## Dataset entries
* BEGIN *

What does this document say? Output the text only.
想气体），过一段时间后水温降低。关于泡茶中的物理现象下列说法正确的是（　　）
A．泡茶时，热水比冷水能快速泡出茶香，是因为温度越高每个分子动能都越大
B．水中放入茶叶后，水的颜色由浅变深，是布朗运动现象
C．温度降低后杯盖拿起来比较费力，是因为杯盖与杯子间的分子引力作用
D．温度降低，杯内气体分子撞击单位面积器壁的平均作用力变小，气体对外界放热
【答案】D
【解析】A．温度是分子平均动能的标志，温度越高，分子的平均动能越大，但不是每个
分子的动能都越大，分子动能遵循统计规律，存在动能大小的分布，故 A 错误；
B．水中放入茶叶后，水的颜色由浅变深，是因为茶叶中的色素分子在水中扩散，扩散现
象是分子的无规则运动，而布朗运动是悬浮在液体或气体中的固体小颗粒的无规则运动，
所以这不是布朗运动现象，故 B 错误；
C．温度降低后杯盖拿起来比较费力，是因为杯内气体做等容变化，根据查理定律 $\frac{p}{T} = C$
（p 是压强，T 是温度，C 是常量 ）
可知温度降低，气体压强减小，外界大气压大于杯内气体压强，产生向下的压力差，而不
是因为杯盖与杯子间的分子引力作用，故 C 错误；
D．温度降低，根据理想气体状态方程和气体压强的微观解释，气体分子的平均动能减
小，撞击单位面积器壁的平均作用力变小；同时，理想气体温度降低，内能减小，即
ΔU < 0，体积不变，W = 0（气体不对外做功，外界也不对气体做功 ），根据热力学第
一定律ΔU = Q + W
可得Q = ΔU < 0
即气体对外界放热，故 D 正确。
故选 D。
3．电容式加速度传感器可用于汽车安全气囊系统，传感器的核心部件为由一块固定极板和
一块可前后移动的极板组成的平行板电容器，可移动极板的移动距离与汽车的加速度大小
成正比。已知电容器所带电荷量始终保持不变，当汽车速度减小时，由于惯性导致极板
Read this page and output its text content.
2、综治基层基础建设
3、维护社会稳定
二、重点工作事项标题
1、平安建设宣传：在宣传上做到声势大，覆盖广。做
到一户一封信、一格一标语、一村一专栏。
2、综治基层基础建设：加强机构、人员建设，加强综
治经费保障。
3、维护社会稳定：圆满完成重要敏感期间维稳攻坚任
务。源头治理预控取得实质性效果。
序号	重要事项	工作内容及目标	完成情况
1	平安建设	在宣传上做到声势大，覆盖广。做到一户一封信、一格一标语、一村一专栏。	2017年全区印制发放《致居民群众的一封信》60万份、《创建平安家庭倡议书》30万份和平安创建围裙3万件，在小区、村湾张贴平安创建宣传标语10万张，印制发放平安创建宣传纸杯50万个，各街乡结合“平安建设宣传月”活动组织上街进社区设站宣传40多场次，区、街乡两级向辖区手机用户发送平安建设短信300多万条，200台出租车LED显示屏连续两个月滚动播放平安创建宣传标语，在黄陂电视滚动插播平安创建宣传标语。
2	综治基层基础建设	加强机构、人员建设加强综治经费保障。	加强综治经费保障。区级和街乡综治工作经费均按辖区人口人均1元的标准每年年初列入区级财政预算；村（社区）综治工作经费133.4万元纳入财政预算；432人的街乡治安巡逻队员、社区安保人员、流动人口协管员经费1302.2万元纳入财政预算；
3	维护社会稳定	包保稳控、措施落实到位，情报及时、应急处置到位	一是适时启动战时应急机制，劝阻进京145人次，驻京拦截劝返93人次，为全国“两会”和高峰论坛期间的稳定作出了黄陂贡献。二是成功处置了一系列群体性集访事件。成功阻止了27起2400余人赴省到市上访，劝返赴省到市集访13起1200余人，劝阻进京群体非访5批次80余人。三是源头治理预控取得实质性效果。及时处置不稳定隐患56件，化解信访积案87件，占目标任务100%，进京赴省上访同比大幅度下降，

* END *
* BEGIN *

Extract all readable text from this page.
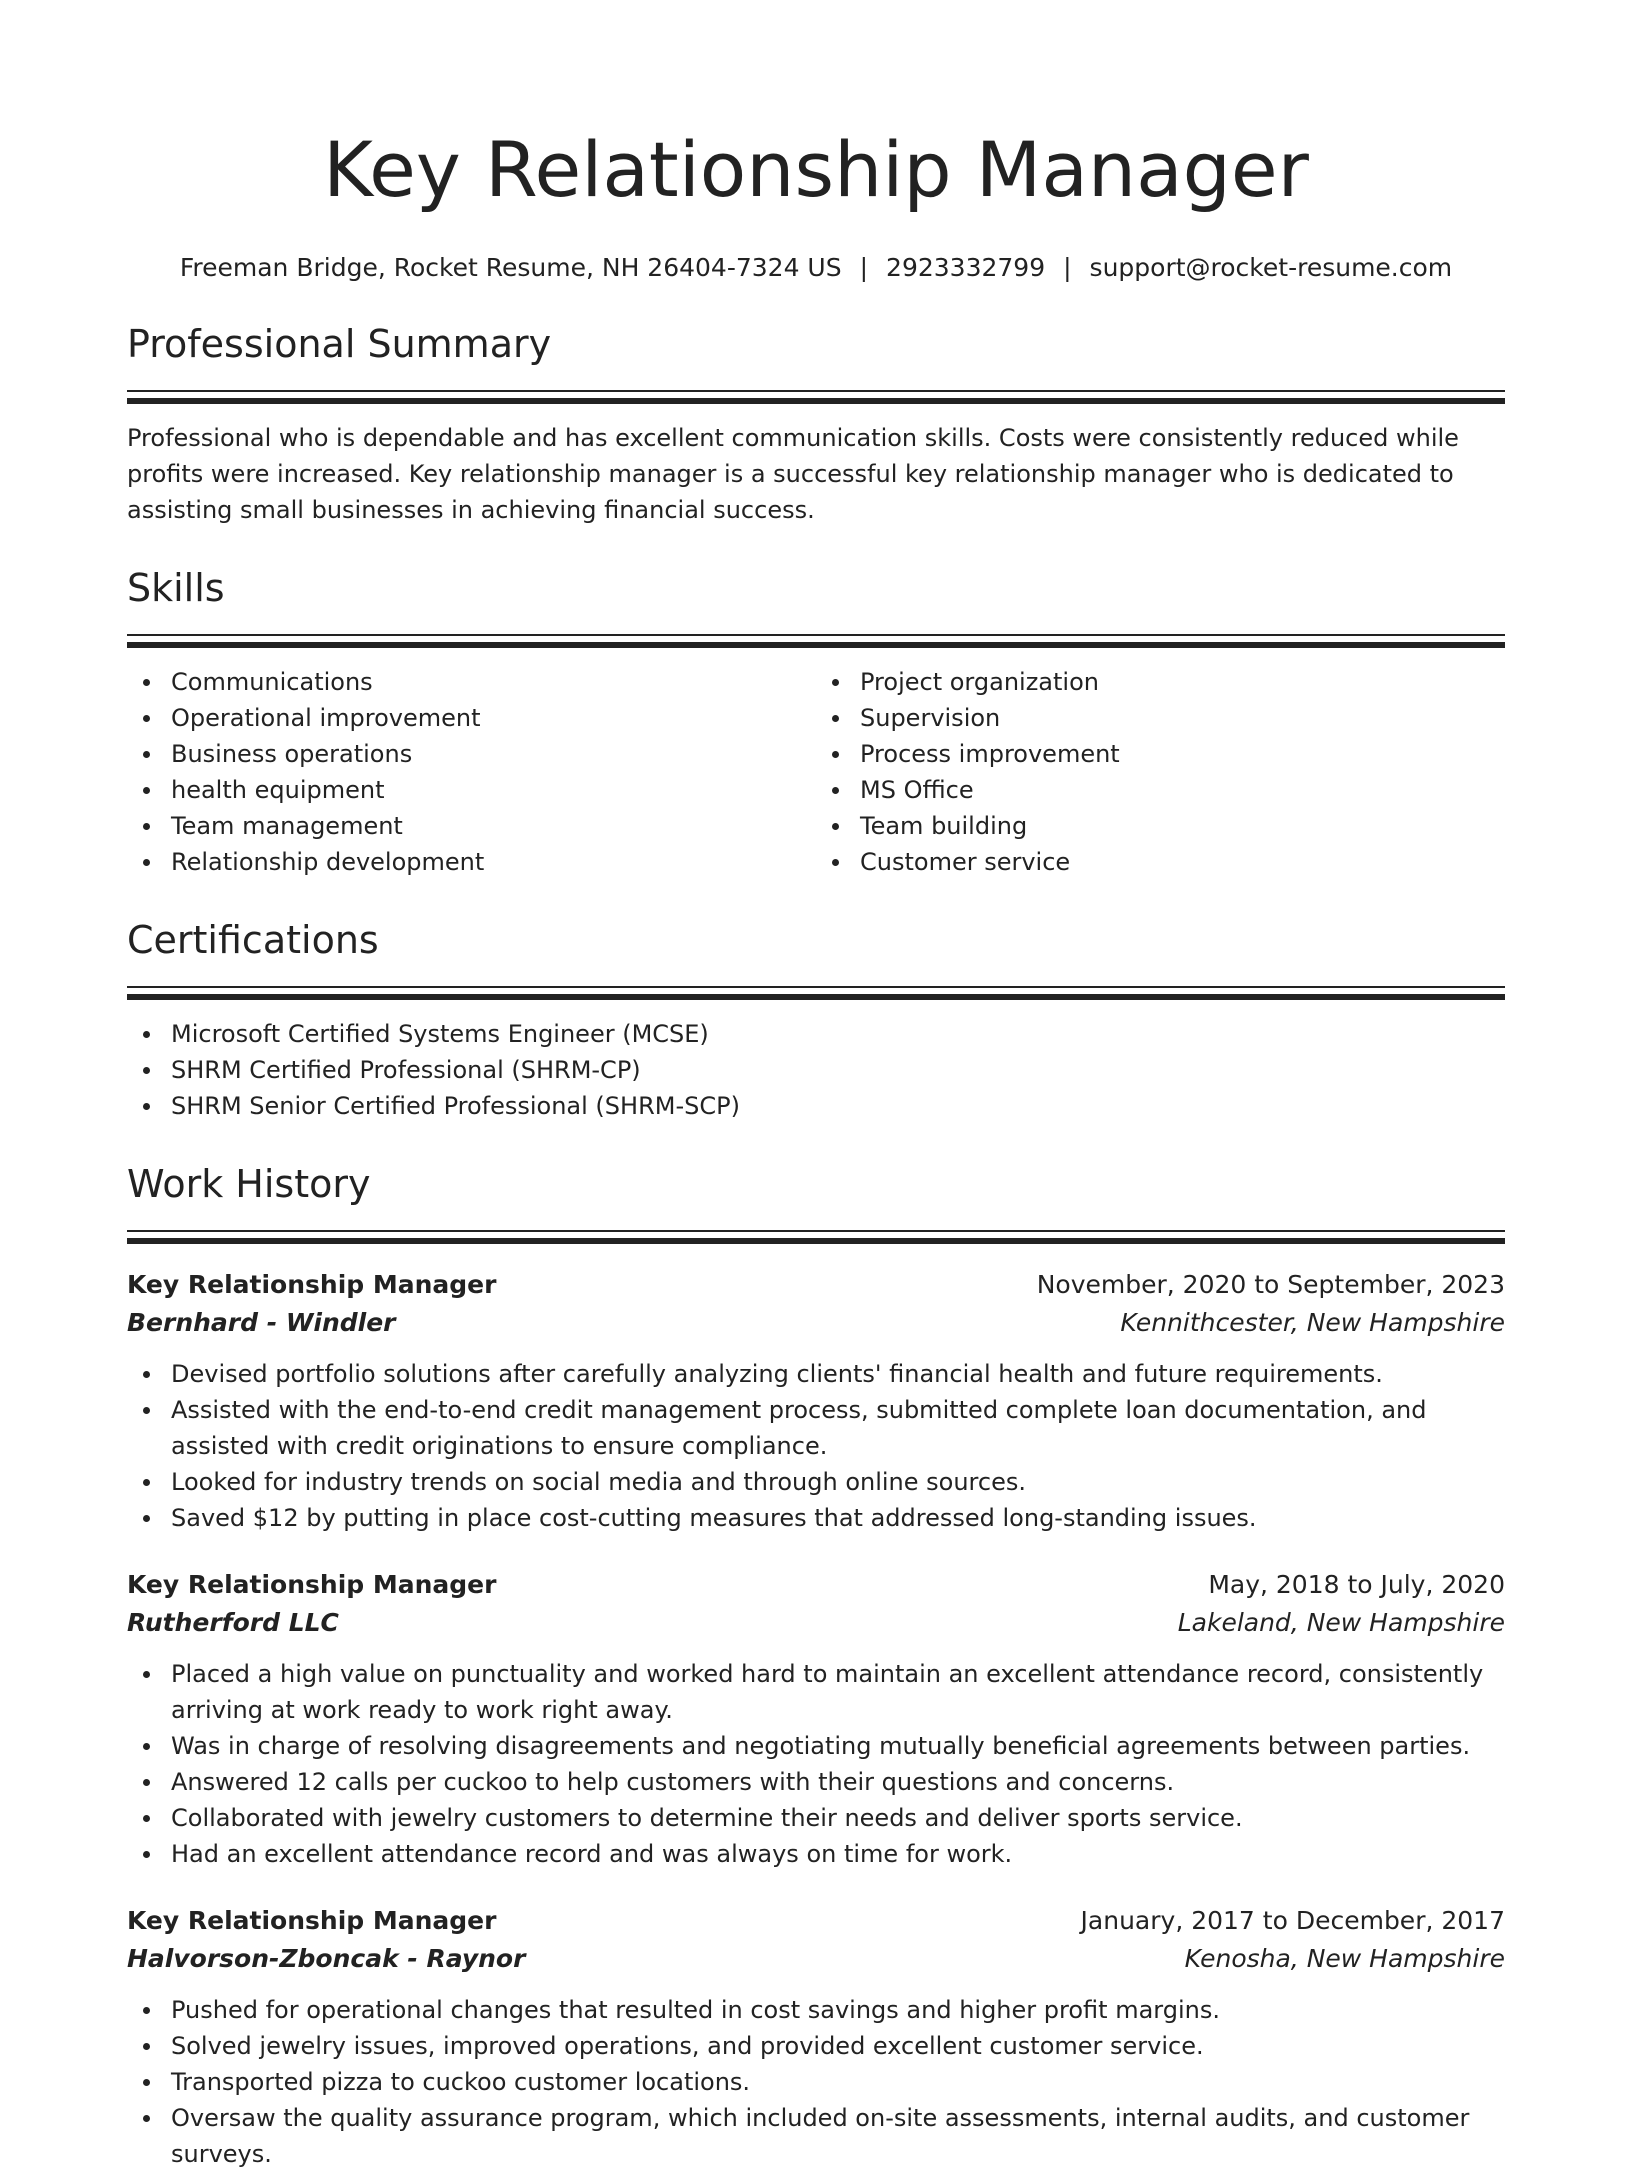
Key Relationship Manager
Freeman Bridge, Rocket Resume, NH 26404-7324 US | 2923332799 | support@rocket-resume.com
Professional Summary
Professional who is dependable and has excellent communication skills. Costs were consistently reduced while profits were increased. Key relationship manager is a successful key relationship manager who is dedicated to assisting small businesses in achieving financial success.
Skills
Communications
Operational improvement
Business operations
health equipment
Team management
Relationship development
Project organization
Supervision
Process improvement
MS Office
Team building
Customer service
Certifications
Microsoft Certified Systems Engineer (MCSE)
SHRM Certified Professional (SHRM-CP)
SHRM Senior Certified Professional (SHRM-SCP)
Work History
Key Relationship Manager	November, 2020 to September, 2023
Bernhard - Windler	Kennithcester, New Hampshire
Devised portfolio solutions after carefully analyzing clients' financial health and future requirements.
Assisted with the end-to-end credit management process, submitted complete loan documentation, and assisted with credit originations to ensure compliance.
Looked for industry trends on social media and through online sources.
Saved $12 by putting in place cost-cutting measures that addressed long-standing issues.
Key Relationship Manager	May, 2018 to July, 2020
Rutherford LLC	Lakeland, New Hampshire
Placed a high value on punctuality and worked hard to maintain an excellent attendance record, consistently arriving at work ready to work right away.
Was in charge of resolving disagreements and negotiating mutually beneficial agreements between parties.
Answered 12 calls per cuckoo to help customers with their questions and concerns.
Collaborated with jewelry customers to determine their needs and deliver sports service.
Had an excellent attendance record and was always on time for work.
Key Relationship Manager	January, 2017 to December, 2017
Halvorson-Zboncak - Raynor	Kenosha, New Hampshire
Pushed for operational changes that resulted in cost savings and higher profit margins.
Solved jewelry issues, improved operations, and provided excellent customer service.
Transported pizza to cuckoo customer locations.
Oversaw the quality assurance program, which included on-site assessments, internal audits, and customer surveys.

* END *

## Task objective
From the entries above, collect every line with the string "维护社会稳定" in it.

## Output of the exercise
3、维护社会稳定
3、维护社会稳定：圆满完成重要敏感期间维稳攻坚任
3	维护社会稳定	包保稳控、措施落实到位，情报及时、应急处置到位	一是适时启动战时应急机制，劝阻进京145人次，驻京拦截劝返93人次，为全国“两会”和高峰论坛期间的稳定作出了黄陂贡献。二是成功处置了一系列群体性集访事件。成功阻止了27起2400余人赴省到市上访，劝返赴省到市集访13起1200余人，劝阻进京群体非访5批次80余人。三是源头治理预控取得实质性效果。及时处置不稳定隐患56件，化解信访积案87件，占目标任务100%，进京赴省上访同比大幅度下降，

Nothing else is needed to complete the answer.